Without the pictures, give the entries below again exactly as written.

Data records

· · · ·

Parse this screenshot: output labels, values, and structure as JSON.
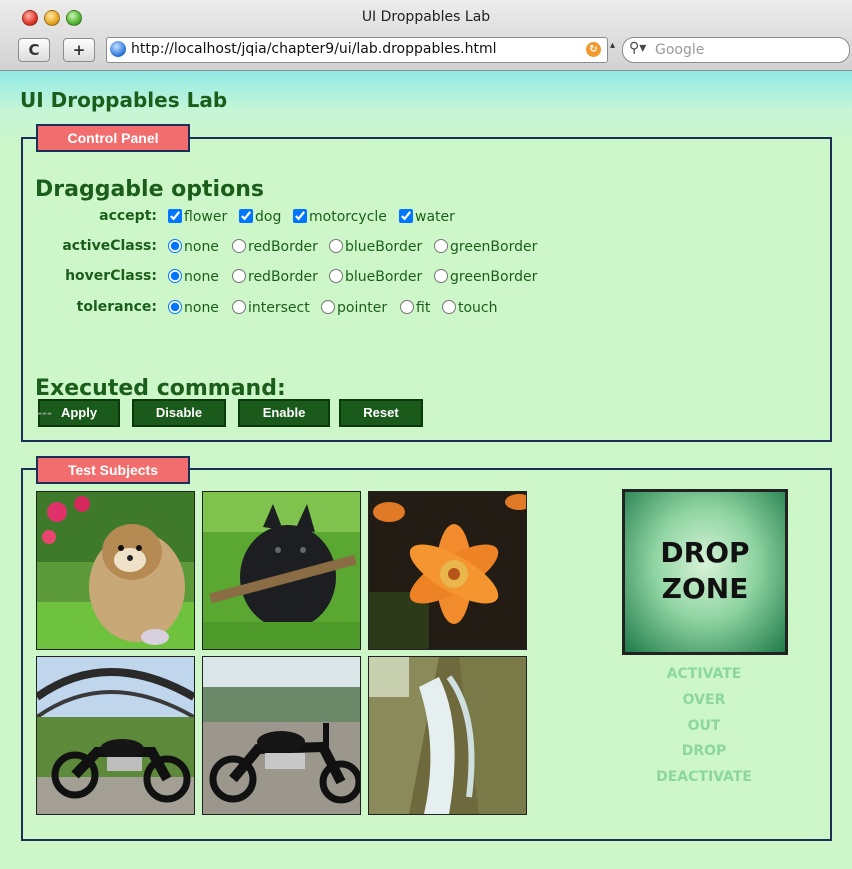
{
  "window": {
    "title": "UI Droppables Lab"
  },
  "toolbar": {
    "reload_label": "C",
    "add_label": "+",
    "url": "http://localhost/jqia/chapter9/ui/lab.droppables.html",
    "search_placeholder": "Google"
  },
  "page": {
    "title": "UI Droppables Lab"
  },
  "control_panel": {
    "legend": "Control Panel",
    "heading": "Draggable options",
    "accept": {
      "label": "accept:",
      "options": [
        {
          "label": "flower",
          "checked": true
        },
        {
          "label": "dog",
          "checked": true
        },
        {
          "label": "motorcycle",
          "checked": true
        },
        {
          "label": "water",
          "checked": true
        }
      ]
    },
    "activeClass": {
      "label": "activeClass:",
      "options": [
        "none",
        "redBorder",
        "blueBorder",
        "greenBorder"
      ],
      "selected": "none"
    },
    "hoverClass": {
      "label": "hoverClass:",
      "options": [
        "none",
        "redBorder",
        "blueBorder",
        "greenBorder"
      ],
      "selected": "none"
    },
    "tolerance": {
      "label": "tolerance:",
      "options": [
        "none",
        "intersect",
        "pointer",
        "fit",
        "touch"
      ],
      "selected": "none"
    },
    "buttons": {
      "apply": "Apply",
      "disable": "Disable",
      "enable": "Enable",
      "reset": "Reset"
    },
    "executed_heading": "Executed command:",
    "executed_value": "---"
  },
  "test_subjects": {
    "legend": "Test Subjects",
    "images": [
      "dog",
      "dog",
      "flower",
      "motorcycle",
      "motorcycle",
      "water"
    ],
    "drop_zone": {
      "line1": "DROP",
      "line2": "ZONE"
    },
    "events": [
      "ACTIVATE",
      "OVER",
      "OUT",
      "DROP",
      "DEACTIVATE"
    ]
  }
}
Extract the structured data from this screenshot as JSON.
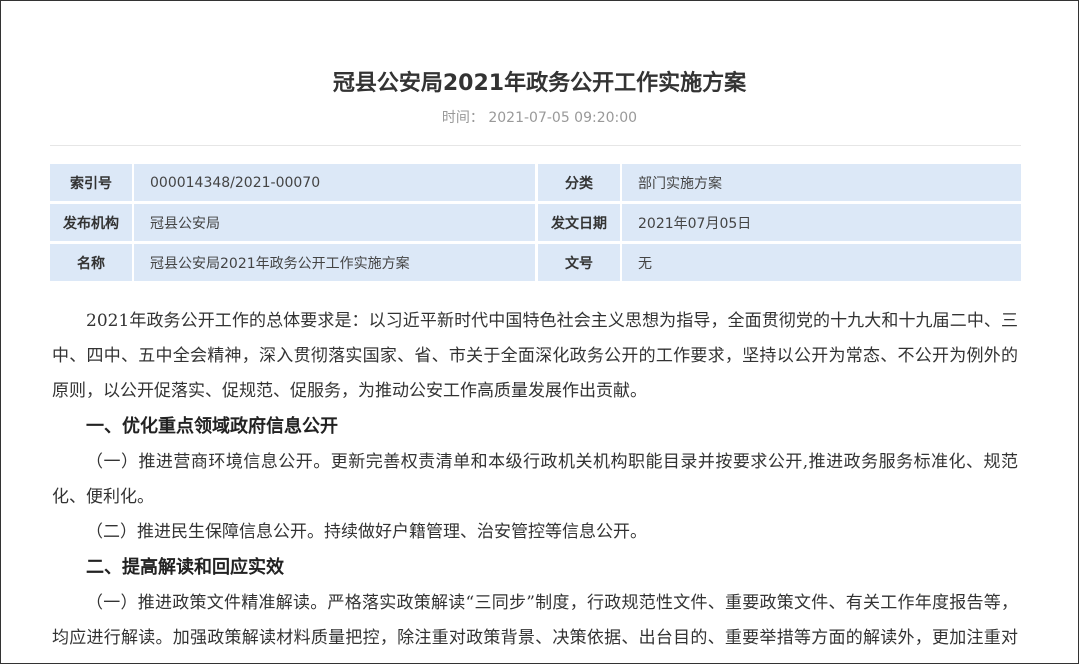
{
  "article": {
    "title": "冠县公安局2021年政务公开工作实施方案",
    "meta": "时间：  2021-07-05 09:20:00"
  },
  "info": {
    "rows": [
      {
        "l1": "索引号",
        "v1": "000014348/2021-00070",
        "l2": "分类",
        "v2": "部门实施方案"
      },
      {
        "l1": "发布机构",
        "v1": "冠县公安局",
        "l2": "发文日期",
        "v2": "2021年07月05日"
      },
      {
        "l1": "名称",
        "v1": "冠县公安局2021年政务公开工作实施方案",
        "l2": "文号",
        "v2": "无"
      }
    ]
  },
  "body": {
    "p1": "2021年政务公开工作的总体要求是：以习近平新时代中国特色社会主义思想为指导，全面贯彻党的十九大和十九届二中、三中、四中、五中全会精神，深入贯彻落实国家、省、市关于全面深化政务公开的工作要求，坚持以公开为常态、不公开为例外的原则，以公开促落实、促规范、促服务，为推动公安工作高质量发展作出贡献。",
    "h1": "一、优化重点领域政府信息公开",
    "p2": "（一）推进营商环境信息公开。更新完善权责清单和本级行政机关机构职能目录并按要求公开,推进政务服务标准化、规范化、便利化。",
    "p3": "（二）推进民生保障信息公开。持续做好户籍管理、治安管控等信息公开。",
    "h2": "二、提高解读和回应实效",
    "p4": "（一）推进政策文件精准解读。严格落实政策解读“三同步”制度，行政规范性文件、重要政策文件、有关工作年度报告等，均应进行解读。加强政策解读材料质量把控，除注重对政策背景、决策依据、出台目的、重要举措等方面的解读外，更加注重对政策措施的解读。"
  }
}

· · · ·

TASK RESULT:
Parse this screenshot: output labels, values, and structure as JSON.
{
  "window": {
    "title": "UI Droppables Lab"
  },
  "toolbar": {
    "reload_label": "C",
    "add_label": "+",
    "url": "http://localhost/jqia/chapter9/ui/lab.droppables.html",
    "search_placeholder": "Google"
  },
  "page": {
    "title": "UI Droppables Lab"
  },
  "control_panel": {
    "legend": "Control Panel",
    "heading": "Draggable options",
    "accept": {
      "label": "accept:",
      "options": [
        {
          "label": "flower",
          "checked": true
        },
        {
          "label": "dog",
          "checked": true
        },
        {
          "label": "motorcycle",
          "checked": true
        },
        {
          "label": "water",
          "checked": true
        }
      ]
    },
    "activeClass": {
      "label": "activeClass:",
      "options": [
        "none",
        "redBorder",
        "blueBorder",
        "greenBorder"
      ],
      "selected": "none"
    },
    "hoverClass": {
      "label": "hoverClass:",
      "options": [
        "none",
        "redBorder",
        "blueBorder",
        "greenBorder"
      ],
      "selected": "none"
    },
    "tolerance": {
      "label": "tolerance:",
      "options": [
        "none",
        "intersect",
        "pointer",
        "fit",
        "touch"
      ],
      "selected": "none"
    },
    "buttons": {
      "apply": "Apply",
      "disable": "Disable",
      "enable": "Enable",
      "reset": "Reset"
    },
    "executed_heading": "Executed command:",
    "executed_value": "---"
  },
  "test_subjects": {
    "legend": "Test Subjects",
    "images": [
      "dog",
      "dog",
      "flower",
      "motorcycle",
      "motorcycle",
      "water"
    ],
    "drop_zone": {
      "line1": "DROP",
      "line2": "ZONE"
    },
    "events": [
      "ACTIVATE",
      "OVER",
      "OUT",
      "DROP",
      "DEACTIVATE"
    ]
  }
}
Extract the structured data from this screenshot as JSON.
{
  "article": {
    "title": "冠县公安局2021年政务公开工作实施方案",
    "meta": "时间：  2021-07-05 09:20:00"
  },
  "info": {
    "rows": [
      {
        "l1": "索引号",
        "v1": "000014348/2021-00070",
        "l2": "分类",
        "v2": "部门实施方案"
      },
      {
        "l1": "发布机构",
        "v1": "冠县公安局",
        "l2": "发文日期",
        "v2": "2021年07月05日"
      },
      {
        "l1": "名称",
        "v1": "冠县公安局2021年政务公开工作实施方案",
        "l2": "文号",
        "v2": "无"
      }
    ]
  },
  "body": {
    "p1": "2021年政务公开工作的总体要求是：以习近平新时代中国特色社会主义思想为指导，全面贯彻党的十九大和十九届二中、三中、四中、五中全会精神，深入贯彻落实国家、省、市关于全面深化政务公开的工作要求，坚持以公开为常态、不公开为例外的原则，以公开促落实、促规范、促服务，为推动公安工作高质量发展作出贡献。",
    "h1": "一、优化重点领域政府信息公开",
    "p2": "（一）推进营商环境信息公开。更新完善权责清单和本级行政机关机构职能目录并按要求公开,推进政务服务标准化、规范化、便利化。",
    "p3": "（二）推进民生保障信息公开。持续做好户籍管理、治安管控等信息公开。",
    "h2": "二、提高解读和回应实效",
    "p4": "（一）推进政策文件精准解读。严格落实政策解读“三同步”制度，行政规范性文件、重要政策文件、有关工作年度报告等，均应进行解读。加强政策解读材料质量把控，除注重对政策背景、决策依据、出台目的、重要举措等方面的解读外，更加注重对政策措施的解读。"
  }
}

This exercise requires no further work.